Exercise requirements :: Across the listing below, count the lines that mention the string "section". Reply with the figure only.
-- begin Information shown --
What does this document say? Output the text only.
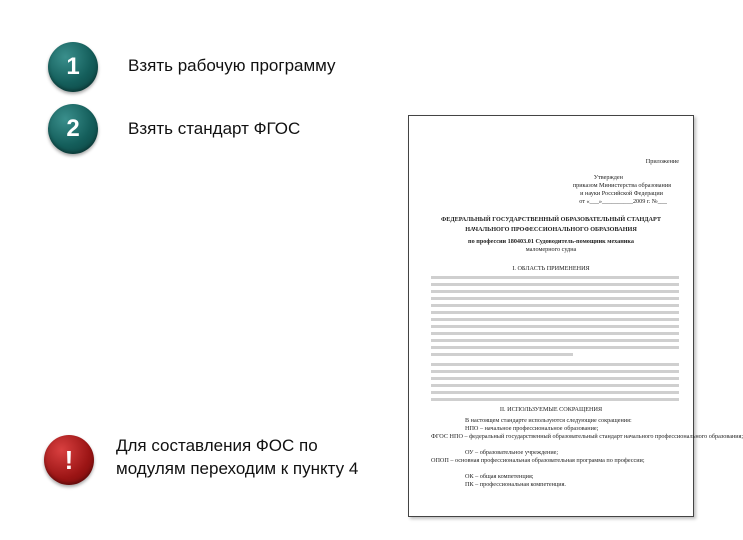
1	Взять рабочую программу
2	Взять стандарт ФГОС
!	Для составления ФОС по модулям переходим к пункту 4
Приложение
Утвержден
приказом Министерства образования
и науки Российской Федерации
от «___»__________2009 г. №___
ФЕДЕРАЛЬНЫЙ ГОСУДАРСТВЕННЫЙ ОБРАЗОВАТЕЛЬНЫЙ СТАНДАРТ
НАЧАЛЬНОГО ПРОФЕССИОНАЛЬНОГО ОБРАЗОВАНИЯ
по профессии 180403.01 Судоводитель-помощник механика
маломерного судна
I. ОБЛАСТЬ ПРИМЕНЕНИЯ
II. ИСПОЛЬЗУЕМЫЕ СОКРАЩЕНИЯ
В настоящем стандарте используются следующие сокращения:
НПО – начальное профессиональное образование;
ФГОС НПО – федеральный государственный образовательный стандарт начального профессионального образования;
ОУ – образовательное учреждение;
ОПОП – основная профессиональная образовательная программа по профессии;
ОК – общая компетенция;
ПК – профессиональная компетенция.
-- end Information shown --
-- begin Information shown --
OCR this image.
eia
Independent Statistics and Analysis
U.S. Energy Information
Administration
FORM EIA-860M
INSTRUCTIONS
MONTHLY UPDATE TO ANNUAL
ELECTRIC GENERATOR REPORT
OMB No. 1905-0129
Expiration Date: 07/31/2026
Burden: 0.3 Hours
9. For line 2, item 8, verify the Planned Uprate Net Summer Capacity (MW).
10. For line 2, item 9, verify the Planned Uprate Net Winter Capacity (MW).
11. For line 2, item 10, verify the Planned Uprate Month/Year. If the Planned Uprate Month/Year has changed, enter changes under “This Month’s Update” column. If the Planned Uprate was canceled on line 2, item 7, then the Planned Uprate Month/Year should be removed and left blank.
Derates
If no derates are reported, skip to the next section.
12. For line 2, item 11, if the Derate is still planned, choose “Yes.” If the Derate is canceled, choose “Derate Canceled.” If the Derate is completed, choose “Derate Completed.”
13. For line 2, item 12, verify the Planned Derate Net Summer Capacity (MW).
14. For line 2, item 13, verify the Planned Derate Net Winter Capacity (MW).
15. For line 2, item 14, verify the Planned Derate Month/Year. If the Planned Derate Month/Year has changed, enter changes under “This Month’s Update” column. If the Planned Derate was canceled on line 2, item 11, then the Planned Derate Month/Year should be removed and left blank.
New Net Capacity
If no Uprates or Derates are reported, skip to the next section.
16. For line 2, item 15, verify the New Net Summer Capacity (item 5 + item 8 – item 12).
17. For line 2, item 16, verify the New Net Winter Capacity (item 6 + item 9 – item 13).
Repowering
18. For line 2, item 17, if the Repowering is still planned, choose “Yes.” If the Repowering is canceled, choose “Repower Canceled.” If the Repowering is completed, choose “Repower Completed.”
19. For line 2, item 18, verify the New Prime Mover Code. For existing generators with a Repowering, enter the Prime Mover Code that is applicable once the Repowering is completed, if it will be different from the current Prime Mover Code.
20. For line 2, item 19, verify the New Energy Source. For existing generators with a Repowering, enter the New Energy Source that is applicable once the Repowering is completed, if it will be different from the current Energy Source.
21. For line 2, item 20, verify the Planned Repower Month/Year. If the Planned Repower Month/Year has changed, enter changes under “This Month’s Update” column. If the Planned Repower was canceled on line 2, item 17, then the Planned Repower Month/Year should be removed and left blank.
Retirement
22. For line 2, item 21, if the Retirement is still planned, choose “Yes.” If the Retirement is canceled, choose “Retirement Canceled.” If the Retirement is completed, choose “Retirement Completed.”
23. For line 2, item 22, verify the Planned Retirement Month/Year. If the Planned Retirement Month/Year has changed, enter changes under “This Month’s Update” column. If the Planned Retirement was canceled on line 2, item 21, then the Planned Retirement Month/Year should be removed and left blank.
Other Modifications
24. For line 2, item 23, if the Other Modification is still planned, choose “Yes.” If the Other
-- end Information shown --
Answer to this exercise :: 2